Job
State how many lines of the records contain the string "preferencias". Give the number alone.

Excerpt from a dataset
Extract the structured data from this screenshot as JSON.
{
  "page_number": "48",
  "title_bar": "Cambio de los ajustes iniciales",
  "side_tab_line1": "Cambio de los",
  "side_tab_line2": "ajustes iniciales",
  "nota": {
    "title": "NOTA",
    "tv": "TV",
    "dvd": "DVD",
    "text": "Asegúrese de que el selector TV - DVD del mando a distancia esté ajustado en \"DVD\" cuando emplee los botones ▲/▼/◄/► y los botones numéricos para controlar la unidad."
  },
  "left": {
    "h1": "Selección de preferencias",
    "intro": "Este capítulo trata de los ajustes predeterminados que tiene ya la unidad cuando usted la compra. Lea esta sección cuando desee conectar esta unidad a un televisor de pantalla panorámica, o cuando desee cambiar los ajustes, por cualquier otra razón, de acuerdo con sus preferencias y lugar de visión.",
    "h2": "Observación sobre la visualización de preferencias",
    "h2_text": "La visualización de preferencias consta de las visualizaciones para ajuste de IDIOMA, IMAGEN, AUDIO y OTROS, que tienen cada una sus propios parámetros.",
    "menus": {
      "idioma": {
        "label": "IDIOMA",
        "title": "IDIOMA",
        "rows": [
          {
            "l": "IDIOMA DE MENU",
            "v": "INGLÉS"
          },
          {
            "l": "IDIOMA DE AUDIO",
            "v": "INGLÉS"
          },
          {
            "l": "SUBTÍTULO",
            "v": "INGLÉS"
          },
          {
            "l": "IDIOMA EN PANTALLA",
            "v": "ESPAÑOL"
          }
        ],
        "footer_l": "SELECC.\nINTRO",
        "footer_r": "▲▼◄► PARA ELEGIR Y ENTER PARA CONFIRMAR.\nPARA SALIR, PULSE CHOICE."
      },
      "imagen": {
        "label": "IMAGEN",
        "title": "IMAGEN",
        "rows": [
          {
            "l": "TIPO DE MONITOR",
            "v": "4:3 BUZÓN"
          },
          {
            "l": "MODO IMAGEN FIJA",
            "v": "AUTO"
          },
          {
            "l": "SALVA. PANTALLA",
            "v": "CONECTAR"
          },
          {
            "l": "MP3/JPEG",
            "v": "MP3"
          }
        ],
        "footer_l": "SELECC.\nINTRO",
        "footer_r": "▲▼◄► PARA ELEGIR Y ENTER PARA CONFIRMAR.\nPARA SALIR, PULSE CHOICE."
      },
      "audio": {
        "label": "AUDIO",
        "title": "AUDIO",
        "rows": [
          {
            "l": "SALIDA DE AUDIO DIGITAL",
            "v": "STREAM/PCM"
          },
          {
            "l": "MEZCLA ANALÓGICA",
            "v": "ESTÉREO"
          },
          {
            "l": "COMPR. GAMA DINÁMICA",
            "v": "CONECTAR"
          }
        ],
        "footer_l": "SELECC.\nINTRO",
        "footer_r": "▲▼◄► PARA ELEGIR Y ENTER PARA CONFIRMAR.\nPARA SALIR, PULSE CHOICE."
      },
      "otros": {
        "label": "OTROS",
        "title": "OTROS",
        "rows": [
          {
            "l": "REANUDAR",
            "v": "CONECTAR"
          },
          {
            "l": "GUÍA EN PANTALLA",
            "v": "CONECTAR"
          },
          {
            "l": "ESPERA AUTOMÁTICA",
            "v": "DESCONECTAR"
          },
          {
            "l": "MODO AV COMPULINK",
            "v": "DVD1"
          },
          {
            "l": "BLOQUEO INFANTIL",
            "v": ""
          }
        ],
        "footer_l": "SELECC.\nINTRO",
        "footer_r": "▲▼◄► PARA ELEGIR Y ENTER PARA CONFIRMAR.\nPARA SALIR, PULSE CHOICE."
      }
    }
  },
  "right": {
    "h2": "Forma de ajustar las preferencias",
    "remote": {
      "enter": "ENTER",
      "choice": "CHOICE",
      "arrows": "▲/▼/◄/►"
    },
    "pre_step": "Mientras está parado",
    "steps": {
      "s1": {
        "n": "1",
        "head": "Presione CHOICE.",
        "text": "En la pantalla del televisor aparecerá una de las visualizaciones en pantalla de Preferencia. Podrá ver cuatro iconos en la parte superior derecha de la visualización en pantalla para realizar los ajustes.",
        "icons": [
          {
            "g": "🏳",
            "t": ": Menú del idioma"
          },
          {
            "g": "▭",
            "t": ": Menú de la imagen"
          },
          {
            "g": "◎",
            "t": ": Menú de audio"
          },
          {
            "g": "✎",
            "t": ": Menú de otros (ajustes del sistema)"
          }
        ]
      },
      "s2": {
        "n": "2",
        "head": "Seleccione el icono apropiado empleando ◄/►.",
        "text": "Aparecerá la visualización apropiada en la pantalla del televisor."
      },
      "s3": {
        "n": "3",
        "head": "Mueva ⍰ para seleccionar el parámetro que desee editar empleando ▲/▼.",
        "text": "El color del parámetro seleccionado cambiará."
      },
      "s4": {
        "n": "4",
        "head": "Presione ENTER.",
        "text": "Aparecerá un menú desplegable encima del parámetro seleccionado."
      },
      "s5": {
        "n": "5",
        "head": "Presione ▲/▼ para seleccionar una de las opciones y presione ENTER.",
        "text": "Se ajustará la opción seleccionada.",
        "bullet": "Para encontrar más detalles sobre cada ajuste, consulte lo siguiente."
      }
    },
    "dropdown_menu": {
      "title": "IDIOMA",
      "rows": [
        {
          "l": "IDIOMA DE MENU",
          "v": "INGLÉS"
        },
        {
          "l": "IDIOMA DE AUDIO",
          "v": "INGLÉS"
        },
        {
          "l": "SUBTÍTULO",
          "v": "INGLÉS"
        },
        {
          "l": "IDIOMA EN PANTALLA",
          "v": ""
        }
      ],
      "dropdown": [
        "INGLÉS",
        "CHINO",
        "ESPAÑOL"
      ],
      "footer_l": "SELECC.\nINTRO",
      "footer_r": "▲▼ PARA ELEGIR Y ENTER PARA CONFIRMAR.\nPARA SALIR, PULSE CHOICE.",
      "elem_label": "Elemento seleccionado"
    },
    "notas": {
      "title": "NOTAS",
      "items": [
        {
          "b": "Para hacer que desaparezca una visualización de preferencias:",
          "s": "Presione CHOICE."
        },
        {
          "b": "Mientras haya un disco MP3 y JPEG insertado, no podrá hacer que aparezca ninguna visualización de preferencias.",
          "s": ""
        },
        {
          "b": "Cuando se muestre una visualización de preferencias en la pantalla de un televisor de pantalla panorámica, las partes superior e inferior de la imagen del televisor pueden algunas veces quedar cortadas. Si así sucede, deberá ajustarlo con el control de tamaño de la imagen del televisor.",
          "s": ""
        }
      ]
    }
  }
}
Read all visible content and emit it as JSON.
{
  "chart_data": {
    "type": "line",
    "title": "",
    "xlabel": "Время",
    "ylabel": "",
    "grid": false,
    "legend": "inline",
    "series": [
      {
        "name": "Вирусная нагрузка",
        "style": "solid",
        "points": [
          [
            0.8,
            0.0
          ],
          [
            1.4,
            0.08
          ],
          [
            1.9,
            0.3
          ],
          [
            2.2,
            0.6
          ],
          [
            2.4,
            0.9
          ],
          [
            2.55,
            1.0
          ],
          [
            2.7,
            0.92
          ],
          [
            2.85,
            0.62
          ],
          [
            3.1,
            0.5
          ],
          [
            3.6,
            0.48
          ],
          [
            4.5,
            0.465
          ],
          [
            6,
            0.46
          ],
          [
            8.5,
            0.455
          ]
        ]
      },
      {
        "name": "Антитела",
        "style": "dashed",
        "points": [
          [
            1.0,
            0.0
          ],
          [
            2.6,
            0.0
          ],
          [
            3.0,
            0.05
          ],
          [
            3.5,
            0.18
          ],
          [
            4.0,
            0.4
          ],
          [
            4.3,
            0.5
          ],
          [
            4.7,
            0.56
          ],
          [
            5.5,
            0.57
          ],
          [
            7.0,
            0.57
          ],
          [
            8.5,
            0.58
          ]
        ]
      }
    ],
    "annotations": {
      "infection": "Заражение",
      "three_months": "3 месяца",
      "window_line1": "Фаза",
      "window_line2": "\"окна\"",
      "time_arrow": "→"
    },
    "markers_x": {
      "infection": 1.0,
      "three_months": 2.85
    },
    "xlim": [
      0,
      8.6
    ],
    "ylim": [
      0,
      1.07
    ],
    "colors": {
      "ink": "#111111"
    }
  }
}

Worked answer
8